EXERCISE. From the entries below, copy every line where the string "JSON" appears.

── PROVIDED RECORDS

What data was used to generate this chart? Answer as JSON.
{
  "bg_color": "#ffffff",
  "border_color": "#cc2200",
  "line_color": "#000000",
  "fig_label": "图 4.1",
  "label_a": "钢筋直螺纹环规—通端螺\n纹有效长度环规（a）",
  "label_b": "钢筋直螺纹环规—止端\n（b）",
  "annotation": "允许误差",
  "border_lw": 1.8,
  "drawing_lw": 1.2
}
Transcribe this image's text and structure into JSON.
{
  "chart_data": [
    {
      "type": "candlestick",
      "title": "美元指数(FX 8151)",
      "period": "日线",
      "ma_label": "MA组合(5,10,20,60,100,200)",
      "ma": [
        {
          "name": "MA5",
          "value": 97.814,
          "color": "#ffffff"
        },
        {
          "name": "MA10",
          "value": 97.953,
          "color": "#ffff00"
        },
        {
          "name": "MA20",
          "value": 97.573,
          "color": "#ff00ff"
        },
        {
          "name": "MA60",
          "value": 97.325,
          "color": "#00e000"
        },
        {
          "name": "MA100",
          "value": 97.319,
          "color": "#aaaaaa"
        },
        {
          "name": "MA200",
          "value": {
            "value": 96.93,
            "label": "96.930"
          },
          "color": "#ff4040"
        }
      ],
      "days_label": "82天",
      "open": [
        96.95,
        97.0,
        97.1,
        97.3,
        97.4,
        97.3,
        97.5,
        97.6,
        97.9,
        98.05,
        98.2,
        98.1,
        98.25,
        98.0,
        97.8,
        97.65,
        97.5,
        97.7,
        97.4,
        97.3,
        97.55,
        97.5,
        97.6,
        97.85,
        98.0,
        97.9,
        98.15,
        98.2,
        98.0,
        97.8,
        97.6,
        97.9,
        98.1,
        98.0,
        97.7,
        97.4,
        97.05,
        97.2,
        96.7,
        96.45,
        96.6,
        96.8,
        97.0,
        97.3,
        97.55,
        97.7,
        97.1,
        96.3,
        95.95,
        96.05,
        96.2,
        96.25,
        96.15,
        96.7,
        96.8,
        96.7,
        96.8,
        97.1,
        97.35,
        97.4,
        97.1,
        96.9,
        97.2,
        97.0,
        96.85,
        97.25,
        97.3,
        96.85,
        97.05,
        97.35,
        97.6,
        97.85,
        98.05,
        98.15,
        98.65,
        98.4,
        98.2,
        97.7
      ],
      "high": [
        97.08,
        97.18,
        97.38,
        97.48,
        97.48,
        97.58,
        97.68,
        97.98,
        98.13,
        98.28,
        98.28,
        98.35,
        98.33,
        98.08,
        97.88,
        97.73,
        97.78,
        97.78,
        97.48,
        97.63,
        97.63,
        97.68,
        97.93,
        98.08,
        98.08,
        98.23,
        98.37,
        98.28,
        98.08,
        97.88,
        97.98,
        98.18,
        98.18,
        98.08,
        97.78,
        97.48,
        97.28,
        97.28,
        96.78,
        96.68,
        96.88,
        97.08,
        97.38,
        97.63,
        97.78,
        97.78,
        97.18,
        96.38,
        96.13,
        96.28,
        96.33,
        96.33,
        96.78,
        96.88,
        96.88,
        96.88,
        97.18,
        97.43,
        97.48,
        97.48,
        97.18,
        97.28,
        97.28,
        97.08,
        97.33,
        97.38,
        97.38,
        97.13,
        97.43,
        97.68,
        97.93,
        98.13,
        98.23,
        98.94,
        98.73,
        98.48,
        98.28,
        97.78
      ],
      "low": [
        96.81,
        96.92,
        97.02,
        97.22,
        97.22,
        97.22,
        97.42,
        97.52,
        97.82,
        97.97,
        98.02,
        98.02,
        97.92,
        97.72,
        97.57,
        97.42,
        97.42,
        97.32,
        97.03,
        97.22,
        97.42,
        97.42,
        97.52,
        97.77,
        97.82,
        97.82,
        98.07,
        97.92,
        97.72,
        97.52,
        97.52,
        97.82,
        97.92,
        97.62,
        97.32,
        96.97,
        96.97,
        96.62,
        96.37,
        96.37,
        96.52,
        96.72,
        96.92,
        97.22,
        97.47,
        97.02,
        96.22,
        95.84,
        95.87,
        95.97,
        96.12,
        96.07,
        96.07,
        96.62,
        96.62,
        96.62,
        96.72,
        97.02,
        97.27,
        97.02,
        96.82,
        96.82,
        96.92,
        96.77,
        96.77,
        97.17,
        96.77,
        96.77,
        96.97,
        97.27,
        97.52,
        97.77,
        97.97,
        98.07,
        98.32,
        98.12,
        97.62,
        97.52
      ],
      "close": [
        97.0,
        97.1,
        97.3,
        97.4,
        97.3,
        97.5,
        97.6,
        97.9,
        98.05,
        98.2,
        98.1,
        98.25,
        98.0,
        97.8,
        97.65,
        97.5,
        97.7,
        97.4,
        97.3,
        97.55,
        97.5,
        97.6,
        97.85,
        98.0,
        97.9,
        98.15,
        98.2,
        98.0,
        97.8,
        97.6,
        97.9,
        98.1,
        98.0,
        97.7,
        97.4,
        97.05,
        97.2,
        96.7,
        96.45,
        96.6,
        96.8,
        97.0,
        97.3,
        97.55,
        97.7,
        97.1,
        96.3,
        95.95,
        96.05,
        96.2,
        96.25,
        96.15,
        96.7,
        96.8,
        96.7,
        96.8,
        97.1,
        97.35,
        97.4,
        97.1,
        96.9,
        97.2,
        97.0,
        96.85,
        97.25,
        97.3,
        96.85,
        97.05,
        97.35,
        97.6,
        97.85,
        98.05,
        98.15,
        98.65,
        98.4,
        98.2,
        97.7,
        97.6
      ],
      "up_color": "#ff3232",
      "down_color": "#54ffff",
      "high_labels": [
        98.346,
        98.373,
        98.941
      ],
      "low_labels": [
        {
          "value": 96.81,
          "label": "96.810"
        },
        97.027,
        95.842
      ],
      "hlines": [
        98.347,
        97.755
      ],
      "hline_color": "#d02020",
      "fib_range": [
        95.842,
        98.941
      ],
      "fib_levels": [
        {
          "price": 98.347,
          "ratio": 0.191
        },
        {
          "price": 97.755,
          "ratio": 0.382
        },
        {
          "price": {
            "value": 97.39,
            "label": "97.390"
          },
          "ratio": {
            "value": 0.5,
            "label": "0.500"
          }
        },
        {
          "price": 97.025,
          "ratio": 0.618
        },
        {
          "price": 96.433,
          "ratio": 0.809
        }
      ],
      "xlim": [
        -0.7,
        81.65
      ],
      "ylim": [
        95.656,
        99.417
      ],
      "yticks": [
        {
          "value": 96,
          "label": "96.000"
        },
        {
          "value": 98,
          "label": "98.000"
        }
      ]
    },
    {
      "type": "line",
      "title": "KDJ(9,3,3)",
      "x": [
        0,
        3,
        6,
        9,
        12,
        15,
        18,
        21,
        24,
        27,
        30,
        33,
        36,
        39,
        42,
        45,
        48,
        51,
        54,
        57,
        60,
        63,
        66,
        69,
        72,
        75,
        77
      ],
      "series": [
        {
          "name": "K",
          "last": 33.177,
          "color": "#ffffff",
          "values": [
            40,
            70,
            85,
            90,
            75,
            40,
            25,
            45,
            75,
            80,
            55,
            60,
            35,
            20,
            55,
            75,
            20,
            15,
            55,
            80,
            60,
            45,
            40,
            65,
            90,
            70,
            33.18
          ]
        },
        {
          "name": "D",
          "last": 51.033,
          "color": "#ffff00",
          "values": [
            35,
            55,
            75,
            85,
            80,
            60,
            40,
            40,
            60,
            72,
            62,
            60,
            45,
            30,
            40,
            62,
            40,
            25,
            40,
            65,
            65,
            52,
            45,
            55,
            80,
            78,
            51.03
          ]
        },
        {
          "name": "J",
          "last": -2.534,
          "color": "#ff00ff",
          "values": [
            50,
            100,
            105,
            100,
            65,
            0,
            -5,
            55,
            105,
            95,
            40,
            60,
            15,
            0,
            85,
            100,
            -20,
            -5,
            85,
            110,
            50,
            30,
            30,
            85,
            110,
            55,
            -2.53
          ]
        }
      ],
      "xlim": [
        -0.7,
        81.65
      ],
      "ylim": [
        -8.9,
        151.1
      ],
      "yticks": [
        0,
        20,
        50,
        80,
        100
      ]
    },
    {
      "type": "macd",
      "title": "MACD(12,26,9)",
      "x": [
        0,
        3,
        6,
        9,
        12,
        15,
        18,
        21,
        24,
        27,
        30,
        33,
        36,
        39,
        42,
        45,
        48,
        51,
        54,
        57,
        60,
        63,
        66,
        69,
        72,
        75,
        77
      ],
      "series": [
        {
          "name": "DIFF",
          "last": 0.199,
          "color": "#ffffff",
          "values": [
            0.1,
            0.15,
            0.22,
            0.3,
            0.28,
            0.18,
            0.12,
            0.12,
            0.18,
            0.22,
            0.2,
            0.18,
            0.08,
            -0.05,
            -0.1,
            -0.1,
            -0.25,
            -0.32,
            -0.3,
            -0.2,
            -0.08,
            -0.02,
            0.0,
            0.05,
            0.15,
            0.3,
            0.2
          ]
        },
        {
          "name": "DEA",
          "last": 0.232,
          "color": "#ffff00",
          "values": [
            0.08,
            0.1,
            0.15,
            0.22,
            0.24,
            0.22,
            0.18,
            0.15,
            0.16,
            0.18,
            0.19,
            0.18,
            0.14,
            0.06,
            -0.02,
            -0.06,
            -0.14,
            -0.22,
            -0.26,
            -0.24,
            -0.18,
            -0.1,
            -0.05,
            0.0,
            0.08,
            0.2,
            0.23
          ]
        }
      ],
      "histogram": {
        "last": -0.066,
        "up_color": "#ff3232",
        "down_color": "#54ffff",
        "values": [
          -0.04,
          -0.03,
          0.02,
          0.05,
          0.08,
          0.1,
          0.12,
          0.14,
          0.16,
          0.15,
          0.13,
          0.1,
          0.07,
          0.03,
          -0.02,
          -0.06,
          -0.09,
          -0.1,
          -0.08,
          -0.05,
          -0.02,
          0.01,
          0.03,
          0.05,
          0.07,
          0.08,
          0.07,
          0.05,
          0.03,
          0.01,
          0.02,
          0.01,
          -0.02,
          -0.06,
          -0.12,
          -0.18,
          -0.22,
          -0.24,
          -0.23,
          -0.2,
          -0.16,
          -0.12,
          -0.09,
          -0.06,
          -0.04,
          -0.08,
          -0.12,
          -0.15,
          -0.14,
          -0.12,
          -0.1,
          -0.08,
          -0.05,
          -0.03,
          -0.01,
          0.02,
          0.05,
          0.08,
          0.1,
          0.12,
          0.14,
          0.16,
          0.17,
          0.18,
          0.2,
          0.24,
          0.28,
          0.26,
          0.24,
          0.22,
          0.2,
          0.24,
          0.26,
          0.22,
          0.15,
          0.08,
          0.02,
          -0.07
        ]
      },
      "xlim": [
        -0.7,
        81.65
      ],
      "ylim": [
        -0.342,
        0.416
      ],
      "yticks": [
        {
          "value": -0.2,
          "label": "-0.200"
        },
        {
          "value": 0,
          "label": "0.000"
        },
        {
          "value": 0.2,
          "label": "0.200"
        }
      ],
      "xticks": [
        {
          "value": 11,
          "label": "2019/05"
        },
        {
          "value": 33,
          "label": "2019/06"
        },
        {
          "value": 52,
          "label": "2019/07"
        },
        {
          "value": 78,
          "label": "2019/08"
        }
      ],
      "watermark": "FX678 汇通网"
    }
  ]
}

────

RESULT OF THE TASK.
What data was used to generate this chart? Answer as JSON.
Transcribe this image's text and structure into JSON.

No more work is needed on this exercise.